(Records of image element boxes)

────

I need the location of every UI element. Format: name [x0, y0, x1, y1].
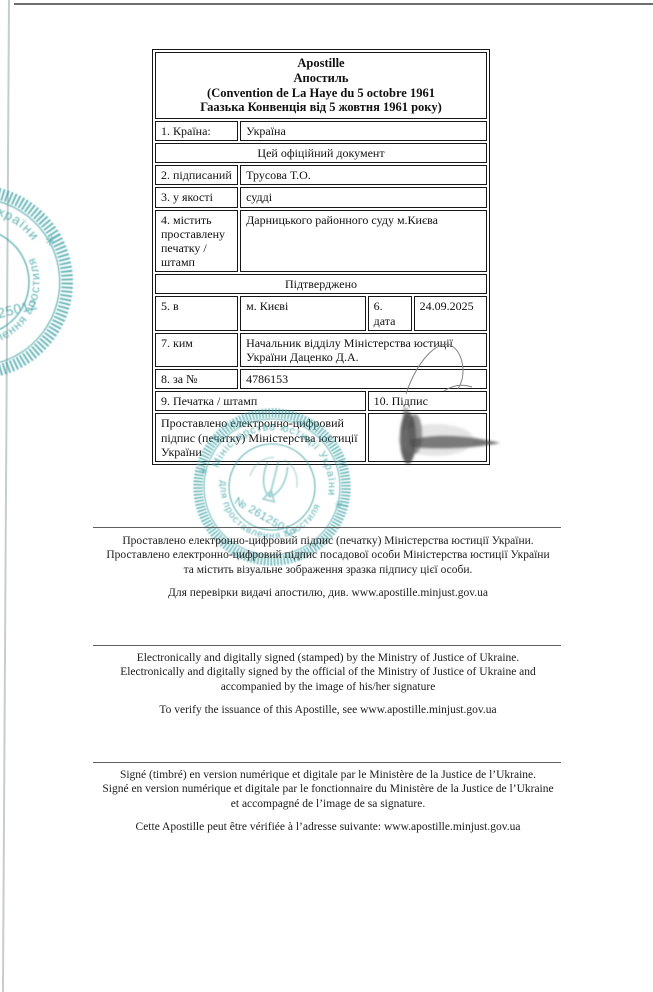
ministry-seal-left-partial: Міністерство юстиції України для простав… — [0, 137, 121, 427]
en-statement-line-3: accompanied by the image of his/her sign… — [66, 680, 590, 694]
separator-line-ua — [93, 527, 561, 528]
country-value: Україна — [240, 121, 487, 141]
table-row-country: 1. Країна: Україна — [155, 121, 487, 141]
footer-block-french: Signé (timbré) en version numérique et d… — [66, 768, 590, 834]
separator-line-fr — [93, 762, 561, 763]
date-value: 24.09.2025 — [414, 296, 487, 330]
seal-star-right-icon: ✳ — [333, 499, 346, 513]
ua-statement-line-2: Проставлено електронно-цифровий підпис п… — [66, 548, 590, 562]
en-statement-line-2: Electronically and digitally signed by t… — [66, 665, 590, 679]
scan-left-edge-line — [2, 0, 10, 992]
handwritten-signature-arc — [392, 336, 500, 398]
country-label: 1. Країна: — [155, 121, 238, 141]
table-row-place-date: 5. в м. Києві 6. дата 24.09.2025 — [155, 296, 487, 330]
section-certified: Підтверджено — [155, 274, 487, 294]
footer-block-ukrainian: Проставлено електронно-цифровий підпис (… — [66, 534, 590, 600]
seal-star-left-icon: ✳ — [197, 465, 210, 479]
scan-top-edge-line — [14, 3, 653, 5]
signed-by-label: 2. підписаний — [155, 165, 238, 185]
ua-statement-line-1: Проставлено електронно-цифровий підпис (… — [66, 534, 590, 548]
footer-block-english: Electronically and digitally signed (sta… — [66, 651, 590, 717]
svg-text:для проставлення апостиля: для проставлення апостиля — [0, 253, 67, 372]
signed-by-value: Трусова Т.О. — [240, 165, 487, 185]
trident-emblem-icon — [0, 236, 10, 312]
acting-as-value: судді — [240, 187, 487, 207]
title-line-fr-convention: (Convention de La Haye du 5 octobre 1961 — [158, 86, 484, 101]
table-row-title: Apostille Апостиль (Convention de La Hay… — [155, 52, 487, 119]
signature-ink-smudge — [388, 400, 513, 478]
seal-bottom-text: для проставлення апостиля — [0, 253, 67, 372]
acting-as-label: 3. у якості — [155, 187, 238, 207]
table-row-acting-as: 3. у якості судді — [155, 187, 487, 207]
seal-stamp-value: Проставлено електронно-цифровий підпис (… — [155, 413, 366, 461]
table-row-section-document: Цей офіційний документ — [155, 143, 487, 163]
fr-statement-line-2: Signé en version numérique et digitale p… — [66, 782, 590, 796]
ua-statement-line-3: та містить візуальне зображення зразка п… — [66, 563, 590, 577]
section-this-official-document: Цей офіційний документ — [155, 143, 487, 163]
number-label: 8. за № — [155, 369, 238, 389]
title-line-ua-convention: Гаазька Конвенція від 5 жовтня 1961 року… — [158, 100, 484, 115]
title-line-ua: Апостиль — [158, 71, 484, 86]
separator-line-en — [93, 645, 561, 646]
title-line-en: Apostille — [158, 56, 484, 71]
ua-verify-line: Для перевірки видачі апостилю, див. www.… — [66, 586, 590, 600]
seal-star-right-icon: ✳ — [42, 231, 60, 250]
fr-statement-line-1: Signé (timbré) en version numérique et d… — [66, 768, 590, 782]
table-row-signed-by: 2. підписаний Трусова Т.О. — [155, 165, 487, 185]
bears-seal-label: 4. містить проставлену печатку / штамп — [155, 210, 238, 273]
fr-statement-line-3: et accompagné de l’image de sa signature… — [66, 797, 590, 811]
seal-stamp-label: 9. Печатка / штамп — [155, 391, 366, 411]
date-label: 6. дата — [368, 296, 412, 330]
en-statement-line-1: Electronically and digitally signed (sta… — [66, 651, 590, 665]
scanned-apostille-document: Міністерство юстиції України для простав… — [0, 0, 653, 992]
place-label: 5. в — [155, 296, 238, 330]
bears-seal-value: Дарницького районного суду м.Києва — [240, 210, 487, 273]
en-verify-line: To verify the issuance of this Apostille… — [66, 703, 590, 717]
by-whom-label: 7. ким — [155, 333, 238, 367]
seal-graphic: Міністерство юстиції України для простав… — [0, 137, 121, 427]
table-row-section-certified: Підтверджено — [155, 274, 487, 294]
table-row-bears-seal: 4. містить проставлену печатку / штамп Д… — [155, 210, 487, 273]
apostille-title: Apostille Апостиль (Convention de La Hay… — [155, 52, 487, 119]
place-value: м. Києві — [240, 296, 366, 330]
fr-verify-line: Cette Apostille peut être vérifiée à l’a… — [66, 820, 590, 834]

────

» Problem: Copy word for word the lines in the items above, from the line with "ministry-seal-left-partial: Міністерство юстиції" to the line with "table-row-country: 1. Країна: Україна", including both of those lines.

» Exercise result:
ministry-seal-left-partial: Міністерство юстиції України для простав… — [0, 137, 121, 427]
en-statement-line-3: accompanied by the image of his/her sign… — [66, 680, 590, 694]
separator-line-ua — [93, 527, 561, 528]
country-value: Україна — [240, 121, 487, 141]
table-row-country: 1. Країна: Україна — [155, 121, 487, 141]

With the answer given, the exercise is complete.